— START OF INPUT RECORDS —

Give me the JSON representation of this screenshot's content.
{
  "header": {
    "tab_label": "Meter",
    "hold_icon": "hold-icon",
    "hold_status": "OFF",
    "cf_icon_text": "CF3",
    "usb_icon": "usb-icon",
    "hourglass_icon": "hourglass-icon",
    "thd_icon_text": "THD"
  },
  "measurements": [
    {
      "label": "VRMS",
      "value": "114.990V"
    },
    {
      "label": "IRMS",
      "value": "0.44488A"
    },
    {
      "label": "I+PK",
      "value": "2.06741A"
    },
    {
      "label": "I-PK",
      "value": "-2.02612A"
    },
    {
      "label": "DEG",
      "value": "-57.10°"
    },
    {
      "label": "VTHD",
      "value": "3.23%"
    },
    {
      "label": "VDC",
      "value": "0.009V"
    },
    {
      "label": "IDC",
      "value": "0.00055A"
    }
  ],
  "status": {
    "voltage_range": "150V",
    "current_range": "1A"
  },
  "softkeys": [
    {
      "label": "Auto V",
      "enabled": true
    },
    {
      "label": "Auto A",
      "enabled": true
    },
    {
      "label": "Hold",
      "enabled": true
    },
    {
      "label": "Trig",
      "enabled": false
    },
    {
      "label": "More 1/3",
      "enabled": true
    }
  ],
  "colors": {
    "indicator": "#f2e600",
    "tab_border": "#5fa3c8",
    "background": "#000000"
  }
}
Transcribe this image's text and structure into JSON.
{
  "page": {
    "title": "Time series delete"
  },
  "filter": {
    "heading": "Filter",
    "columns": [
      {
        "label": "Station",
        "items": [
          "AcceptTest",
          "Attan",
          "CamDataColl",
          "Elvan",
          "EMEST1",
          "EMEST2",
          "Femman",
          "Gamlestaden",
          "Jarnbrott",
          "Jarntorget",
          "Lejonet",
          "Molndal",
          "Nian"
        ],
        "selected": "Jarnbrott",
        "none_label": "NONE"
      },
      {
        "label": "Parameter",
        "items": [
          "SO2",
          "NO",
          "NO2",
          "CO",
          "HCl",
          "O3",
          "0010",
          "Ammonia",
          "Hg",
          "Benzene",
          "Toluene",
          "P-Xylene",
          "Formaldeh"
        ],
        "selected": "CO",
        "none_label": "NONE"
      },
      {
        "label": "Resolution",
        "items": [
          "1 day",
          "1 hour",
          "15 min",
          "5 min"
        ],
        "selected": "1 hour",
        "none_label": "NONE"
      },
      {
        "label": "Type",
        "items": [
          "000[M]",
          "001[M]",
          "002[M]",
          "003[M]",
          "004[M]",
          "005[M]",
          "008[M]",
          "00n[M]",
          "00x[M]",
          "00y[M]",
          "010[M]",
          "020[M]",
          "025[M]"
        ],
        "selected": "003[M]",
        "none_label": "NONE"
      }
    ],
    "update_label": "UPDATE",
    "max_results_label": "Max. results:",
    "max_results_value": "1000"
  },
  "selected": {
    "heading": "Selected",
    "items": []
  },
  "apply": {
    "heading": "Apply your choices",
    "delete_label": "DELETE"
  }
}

— END OF INPUT RECORDS —

THE TASK => Using the entries above, please restate each one word for word.

EXERCISE OUTPUT =>
Give me the JSON representation of this screenshot's content.
{
  "header": {
    "tab_label": "Meter",
    "hold_icon": "hold-icon",
    "hold_status": "OFF",
    "cf_icon_text": "CF3",
    "usb_icon": "usb-icon",
    "hourglass_icon": "hourglass-icon",
    "thd_icon_text": "THD"
  },
  "measurements": [
    {
      "label": "VRMS",
      "value": "114.990V"
    },
    {
      "label": "IRMS",
      "value": "0.44488A"
    },
    {
      "label": "I+PK",
      "value": "2.06741A"
    },
    {
      "label": "I-PK",
      "value": "-2.02612A"
    },
    {
      "label": "DEG",
      "value": "-57.10°"
    },
    {
      "label": "VTHD",
      "value": "3.23%"
    },
    {
      "label": "VDC",
      "value": "0.009V"
    },
    {
      "label": "IDC",
      "value": "0.00055A"
    }
  ],
  "status": {
    "voltage_range": "150V",
    "current_range": "1A"
  },
  "softkeys": [
    {
      "label": "Auto V",
      "enabled": true
    },
    {
      "label": "Auto A",
      "enabled": true
    },
    {
      "label": "Hold",
      "enabled": true
    },
    {
      "label": "Trig",
      "enabled": false
    },
    {
      "label": "More 1/3",
      "enabled": true
    }
  ],
  "colors": {
    "indicator": "#f2e600",
    "tab_border": "#5fa3c8",
    "background": "#000000"
  }
}
Transcribe this image's text and structure into JSON.
{
  "page": {
    "title": "Time series delete"
  },
  "filter": {
    "heading": "Filter",
    "columns": [
      {
        "label": "Station",
        "items": [
          "AcceptTest",
          "Attan",
          "CamDataColl",
          "Elvan",
          "EMEST1",
          "EMEST2",
          "Femman",
          "Gamlestaden",
          "Jarnbrott",
          "Jarntorget",
          "Lejonet",
          "Molndal",
          "Nian"
        ],
        "selected": "Jarnbrott",
        "none_label": "NONE"
      },
      {
        "label": "Parameter",
        "items": [
          "SO2",
          "NO",
          "NO2",
          "CO",
          "HCl",
          "O3",
          "0010",
          "Ammonia",
          "Hg",
          "Benzene",
          "Toluene",
          "P-Xylene",
          "Formaldeh"
        ],
        "selected": "CO",
        "none_label": "NONE"
      },
      {
        "label": "Resolution",
        "items": [
          "1 day",
          "1 hour",
          "15 min",
          "5 min"
        ],
        "selected": "1 hour",
        "none_label": "NONE"
      },
      {
        "label": "Type",
        "items": [
          "000[M]",
          "001[M]",
          "002[M]",
          "003[M]",
          "004[M]",
          "005[M]",
          "008[M]",
          "00n[M]",
          "00x[M]",
          "00y[M]",
          "010[M]",
          "020[M]",
          "025[M]"
        ],
        "selected": "003[M]",
        "none_label": "NONE"
      }
    ],
    "update_label": "UPDATE",
    "max_results_label": "Max. results:",
    "max_results_value": "1000"
  },
  "selected": {
    "heading": "Selected",
    "items": []
  },
  "apply": {
    "heading": "Apply your choices",
    "delete_label": "DELETE"
  }
}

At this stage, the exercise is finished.